THE TASK> Copy out each of the lines below without any changes.

DATA PROVIDED>
§

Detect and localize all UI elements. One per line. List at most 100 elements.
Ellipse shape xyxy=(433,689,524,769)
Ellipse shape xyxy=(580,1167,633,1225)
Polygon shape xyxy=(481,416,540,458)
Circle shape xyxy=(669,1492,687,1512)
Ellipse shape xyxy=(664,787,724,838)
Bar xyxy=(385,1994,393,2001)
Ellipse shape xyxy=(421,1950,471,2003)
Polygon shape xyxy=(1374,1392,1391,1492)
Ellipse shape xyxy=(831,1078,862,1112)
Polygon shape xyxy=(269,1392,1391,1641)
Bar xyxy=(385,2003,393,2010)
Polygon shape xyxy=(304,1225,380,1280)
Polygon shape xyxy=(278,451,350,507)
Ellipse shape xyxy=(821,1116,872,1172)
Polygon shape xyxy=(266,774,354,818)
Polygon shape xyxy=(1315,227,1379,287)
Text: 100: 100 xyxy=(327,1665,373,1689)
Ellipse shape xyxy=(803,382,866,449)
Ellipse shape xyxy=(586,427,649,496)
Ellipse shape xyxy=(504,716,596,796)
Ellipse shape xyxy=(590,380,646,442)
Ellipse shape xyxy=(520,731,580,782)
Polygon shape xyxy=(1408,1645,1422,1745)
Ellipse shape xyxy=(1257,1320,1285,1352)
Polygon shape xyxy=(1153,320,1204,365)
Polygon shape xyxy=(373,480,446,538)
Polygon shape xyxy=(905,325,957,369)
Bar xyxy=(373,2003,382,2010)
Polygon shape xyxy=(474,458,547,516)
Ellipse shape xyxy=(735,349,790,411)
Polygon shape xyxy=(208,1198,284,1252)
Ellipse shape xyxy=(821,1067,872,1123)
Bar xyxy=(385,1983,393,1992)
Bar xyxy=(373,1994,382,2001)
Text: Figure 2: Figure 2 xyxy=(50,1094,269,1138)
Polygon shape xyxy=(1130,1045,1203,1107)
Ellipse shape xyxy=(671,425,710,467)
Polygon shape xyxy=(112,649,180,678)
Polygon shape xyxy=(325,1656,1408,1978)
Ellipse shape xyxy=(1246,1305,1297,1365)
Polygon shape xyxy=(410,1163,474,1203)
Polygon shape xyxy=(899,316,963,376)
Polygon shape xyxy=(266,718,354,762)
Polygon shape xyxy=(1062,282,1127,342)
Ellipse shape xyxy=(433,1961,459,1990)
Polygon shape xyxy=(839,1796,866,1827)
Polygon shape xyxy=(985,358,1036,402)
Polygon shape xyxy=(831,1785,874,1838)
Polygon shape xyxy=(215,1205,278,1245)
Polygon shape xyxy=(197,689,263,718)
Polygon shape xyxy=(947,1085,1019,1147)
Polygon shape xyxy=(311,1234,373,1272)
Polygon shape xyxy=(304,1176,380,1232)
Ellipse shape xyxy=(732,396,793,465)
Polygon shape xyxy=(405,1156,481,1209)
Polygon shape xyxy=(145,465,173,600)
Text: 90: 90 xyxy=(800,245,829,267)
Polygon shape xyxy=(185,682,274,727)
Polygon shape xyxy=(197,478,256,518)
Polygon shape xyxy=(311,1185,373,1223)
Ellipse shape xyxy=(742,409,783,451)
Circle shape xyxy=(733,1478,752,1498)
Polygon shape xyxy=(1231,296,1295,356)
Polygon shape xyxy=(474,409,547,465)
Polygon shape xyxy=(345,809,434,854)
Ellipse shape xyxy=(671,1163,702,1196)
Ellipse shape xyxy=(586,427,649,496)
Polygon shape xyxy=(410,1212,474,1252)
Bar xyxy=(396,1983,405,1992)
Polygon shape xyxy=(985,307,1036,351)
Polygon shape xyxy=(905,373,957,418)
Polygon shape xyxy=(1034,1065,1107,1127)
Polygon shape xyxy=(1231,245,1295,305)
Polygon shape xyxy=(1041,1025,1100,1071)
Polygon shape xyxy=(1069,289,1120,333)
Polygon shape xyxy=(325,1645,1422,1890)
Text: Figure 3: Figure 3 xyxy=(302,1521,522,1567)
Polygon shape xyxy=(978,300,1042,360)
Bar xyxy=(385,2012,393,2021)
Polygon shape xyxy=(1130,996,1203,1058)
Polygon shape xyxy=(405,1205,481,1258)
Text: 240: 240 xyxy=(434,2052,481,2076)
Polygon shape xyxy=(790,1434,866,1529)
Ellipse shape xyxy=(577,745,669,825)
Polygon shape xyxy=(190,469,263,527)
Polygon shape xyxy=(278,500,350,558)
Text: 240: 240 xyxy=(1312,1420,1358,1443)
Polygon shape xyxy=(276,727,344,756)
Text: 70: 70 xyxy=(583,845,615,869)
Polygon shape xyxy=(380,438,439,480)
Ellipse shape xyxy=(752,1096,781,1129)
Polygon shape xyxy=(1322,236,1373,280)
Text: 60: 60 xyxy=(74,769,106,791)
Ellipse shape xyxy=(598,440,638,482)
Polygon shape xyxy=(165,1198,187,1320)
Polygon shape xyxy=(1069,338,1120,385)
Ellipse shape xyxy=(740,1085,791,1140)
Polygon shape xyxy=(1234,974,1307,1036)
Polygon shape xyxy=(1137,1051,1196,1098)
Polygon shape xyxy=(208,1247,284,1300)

§

RESULT>
Detect and localize all UI elements. One per line. List at most 100 elements.
Ellipse shape xyxy=(433,689,524,769)
Ellipse shape xyxy=(580,1167,633,1225)
Polygon shape xyxy=(481,416,540,458)
Circle shape xyxy=(669,1492,687,1512)
Ellipse shape xyxy=(664,787,724,838)
Bar xyxy=(385,1994,393,2001)
Ellipse shape xyxy=(421,1950,471,2003)
Polygon shape xyxy=(1374,1392,1391,1492)
Ellipse shape xyxy=(831,1078,862,1112)
Polygon shape xyxy=(269,1392,1391,1641)
Bar xyxy=(385,2003,393,2010)
Polygon shape xyxy=(304,1225,380,1280)
Polygon shape xyxy=(278,451,350,507)
Ellipse shape xyxy=(821,1116,872,1172)
Polygon shape xyxy=(266,774,354,818)
Polygon shape xyxy=(1315,227,1379,287)
Text: 100: 100 xyxy=(327,1665,373,1689)
Ellipse shape xyxy=(803,382,866,449)
Ellipse shape xyxy=(586,427,649,496)
Ellipse shape xyxy=(504,716,596,796)
Ellipse shape xyxy=(590,380,646,442)
Ellipse shape xyxy=(520,731,580,782)
Polygon shape xyxy=(1408,1645,1422,1745)
Ellipse shape xyxy=(1257,1320,1285,1352)
Polygon shape xyxy=(1153,320,1204,365)
Polygon shape xyxy=(373,480,446,538)
Polygon shape xyxy=(905,325,957,369)
Bar xyxy=(373,2003,382,2010)
Polygon shape xyxy=(474,458,547,516)
Ellipse shape xyxy=(735,349,790,411)
Polygon shape xyxy=(208,1198,284,1252)
Ellipse shape xyxy=(821,1067,872,1123)
Bar xyxy=(385,1983,393,1992)
Bar xyxy=(373,1994,382,2001)
Text: Figure 2: Figure 2 xyxy=(50,1094,269,1138)
Polygon shape xyxy=(1130,1045,1203,1107)
Ellipse shape xyxy=(671,425,710,467)
Polygon shape xyxy=(112,649,180,678)
Polygon shape xyxy=(325,1656,1408,1978)
Ellipse shape xyxy=(1246,1305,1297,1365)
Polygon shape xyxy=(410,1163,474,1203)
Polygon shape xyxy=(899,316,963,376)
Polygon shape xyxy=(266,718,354,762)
Polygon shape xyxy=(1062,282,1127,342)
Ellipse shape xyxy=(433,1961,459,1990)
Polygon shape xyxy=(839,1796,866,1827)
Polygon shape xyxy=(985,358,1036,402)
Polygon shape xyxy=(831,1785,874,1838)
Polygon shape xyxy=(215,1205,278,1245)
Polygon shape xyxy=(197,689,263,718)
Polygon shape xyxy=(947,1085,1019,1147)
Polygon shape xyxy=(311,1234,373,1272)
Polygon shape xyxy=(304,1176,380,1232)
Ellipse shape xyxy=(732,396,793,465)
Polygon shape xyxy=(405,1156,481,1209)
Polygon shape xyxy=(145,465,173,600)
Text: 90: 90 xyxy=(800,245,829,267)
Polygon shape xyxy=(185,682,274,727)
Polygon shape xyxy=(197,478,256,518)
Polygon shape xyxy=(311,1185,373,1223)
Ellipse shape xyxy=(742,409,783,451)
Circle shape xyxy=(733,1478,752,1498)
Polygon shape xyxy=(1231,296,1295,356)
Polygon shape xyxy=(474,409,547,465)
Polygon shape xyxy=(345,809,434,854)
Ellipse shape xyxy=(671,1163,702,1196)
Ellipse shape xyxy=(586,427,649,496)
Polygon shape xyxy=(410,1212,474,1252)
Bar xyxy=(396,1983,405,1992)
Polygon shape xyxy=(985,307,1036,351)
Polygon shape xyxy=(905,373,957,418)
Polygon shape xyxy=(1034,1065,1107,1127)
Polygon shape xyxy=(1231,245,1295,305)
Polygon shape xyxy=(1041,1025,1100,1071)
Polygon shape xyxy=(1069,289,1120,333)
Polygon shape xyxy=(325,1645,1422,1890)
Text: Figure 3: Figure 3 xyxy=(302,1521,522,1567)
Polygon shape xyxy=(978,300,1042,360)
Bar xyxy=(385,2012,393,2021)
Polygon shape xyxy=(1130,996,1203,1058)
Polygon shape xyxy=(405,1205,481,1258)
Text: 240: 240 xyxy=(434,2052,481,2076)
Polygon shape xyxy=(790,1434,866,1529)
Ellipse shape xyxy=(577,745,669,825)
Polygon shape xyxy=(190,469,263,527)
Polygon shape xyxy=(278,500,350,558)
Text: 240: 240 xyxy=(1312,1420,1358,1443)
Polygon shape xyxy=(276,727,344,756)
Text: 70: 70 xyxy=(583,845,615,869)
Polygon shape xyxy=(380,438,439,480)
Ellipse shape xyxy=(752,1096,781,1129)
Polygon shape xyxy=(1322,236,1373,280)
Text: 60: 60 xyxy=(74,769,106,791)
Ellipse shape xyxy=(598,440,638,482)
Polygon shape xyxy=(165,1198,187,1320)
Polygon shape xyxy=(1069,338,1120,385)
Ellipse shape xyxy=(740,1085,791,1140)
Polygon shape xyxy=(1234,974,1307,1036)
Polygon shape xyxy=(1137,1051,1196,1098)
Polygon shape xyxy=(208,1247,284,1300)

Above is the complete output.